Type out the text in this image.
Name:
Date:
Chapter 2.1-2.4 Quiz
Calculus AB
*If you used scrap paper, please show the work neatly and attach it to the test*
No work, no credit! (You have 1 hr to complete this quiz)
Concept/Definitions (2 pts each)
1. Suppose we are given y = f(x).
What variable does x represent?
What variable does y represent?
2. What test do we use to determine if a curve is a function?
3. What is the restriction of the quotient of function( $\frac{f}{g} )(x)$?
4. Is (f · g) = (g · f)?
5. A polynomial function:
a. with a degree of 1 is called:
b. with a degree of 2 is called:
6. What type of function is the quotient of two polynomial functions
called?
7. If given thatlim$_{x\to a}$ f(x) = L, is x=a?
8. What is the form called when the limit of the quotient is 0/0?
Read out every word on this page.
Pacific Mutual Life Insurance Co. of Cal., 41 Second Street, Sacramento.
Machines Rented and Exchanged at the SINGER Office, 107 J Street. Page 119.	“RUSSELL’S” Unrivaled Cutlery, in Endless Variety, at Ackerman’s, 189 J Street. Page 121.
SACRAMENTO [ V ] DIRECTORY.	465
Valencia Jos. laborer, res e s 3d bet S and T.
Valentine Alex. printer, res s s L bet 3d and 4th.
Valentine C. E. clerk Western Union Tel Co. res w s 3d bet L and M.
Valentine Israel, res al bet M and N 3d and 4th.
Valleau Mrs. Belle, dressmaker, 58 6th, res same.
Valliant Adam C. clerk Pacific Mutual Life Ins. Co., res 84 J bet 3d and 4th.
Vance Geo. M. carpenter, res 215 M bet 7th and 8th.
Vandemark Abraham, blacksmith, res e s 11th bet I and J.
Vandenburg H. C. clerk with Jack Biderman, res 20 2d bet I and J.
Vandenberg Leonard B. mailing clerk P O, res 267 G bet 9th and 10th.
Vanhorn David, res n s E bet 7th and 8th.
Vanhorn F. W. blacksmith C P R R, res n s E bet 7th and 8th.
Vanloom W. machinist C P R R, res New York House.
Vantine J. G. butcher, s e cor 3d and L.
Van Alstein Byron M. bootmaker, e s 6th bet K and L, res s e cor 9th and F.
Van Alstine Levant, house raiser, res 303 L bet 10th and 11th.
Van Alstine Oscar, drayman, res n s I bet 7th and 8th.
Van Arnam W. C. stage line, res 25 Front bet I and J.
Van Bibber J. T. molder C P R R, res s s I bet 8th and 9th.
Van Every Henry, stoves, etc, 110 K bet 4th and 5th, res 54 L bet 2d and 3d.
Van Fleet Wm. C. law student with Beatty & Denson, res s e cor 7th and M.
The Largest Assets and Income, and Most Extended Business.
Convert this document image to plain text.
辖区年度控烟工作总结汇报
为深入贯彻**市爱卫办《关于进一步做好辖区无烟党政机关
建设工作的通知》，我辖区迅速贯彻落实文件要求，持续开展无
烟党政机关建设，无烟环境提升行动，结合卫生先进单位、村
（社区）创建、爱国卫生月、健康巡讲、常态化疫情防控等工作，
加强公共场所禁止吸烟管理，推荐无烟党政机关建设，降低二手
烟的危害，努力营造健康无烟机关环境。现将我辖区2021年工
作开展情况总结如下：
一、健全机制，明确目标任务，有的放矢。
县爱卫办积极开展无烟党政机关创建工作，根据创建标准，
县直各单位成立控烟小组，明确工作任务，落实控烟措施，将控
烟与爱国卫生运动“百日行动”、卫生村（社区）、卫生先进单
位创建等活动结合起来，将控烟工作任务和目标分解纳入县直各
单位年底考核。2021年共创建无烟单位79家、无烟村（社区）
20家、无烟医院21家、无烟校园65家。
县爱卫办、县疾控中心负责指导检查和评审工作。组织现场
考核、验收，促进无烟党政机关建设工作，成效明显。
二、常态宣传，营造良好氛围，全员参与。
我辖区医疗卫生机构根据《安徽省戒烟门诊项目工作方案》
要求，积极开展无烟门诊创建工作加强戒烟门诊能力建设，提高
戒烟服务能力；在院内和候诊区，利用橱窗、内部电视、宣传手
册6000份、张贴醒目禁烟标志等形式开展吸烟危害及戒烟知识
·····
◆ Aim of the exercise: Check each line of the records for "quotient" and copy the ones that contain it.

◆ Correct response:
3. What is the restriction of the quotient of function( $\frac{f}{g} )(x)$?
6. What type of function is the quotient of two polynomial functions
8. What is the form called when the limit of the quotient is 0/0?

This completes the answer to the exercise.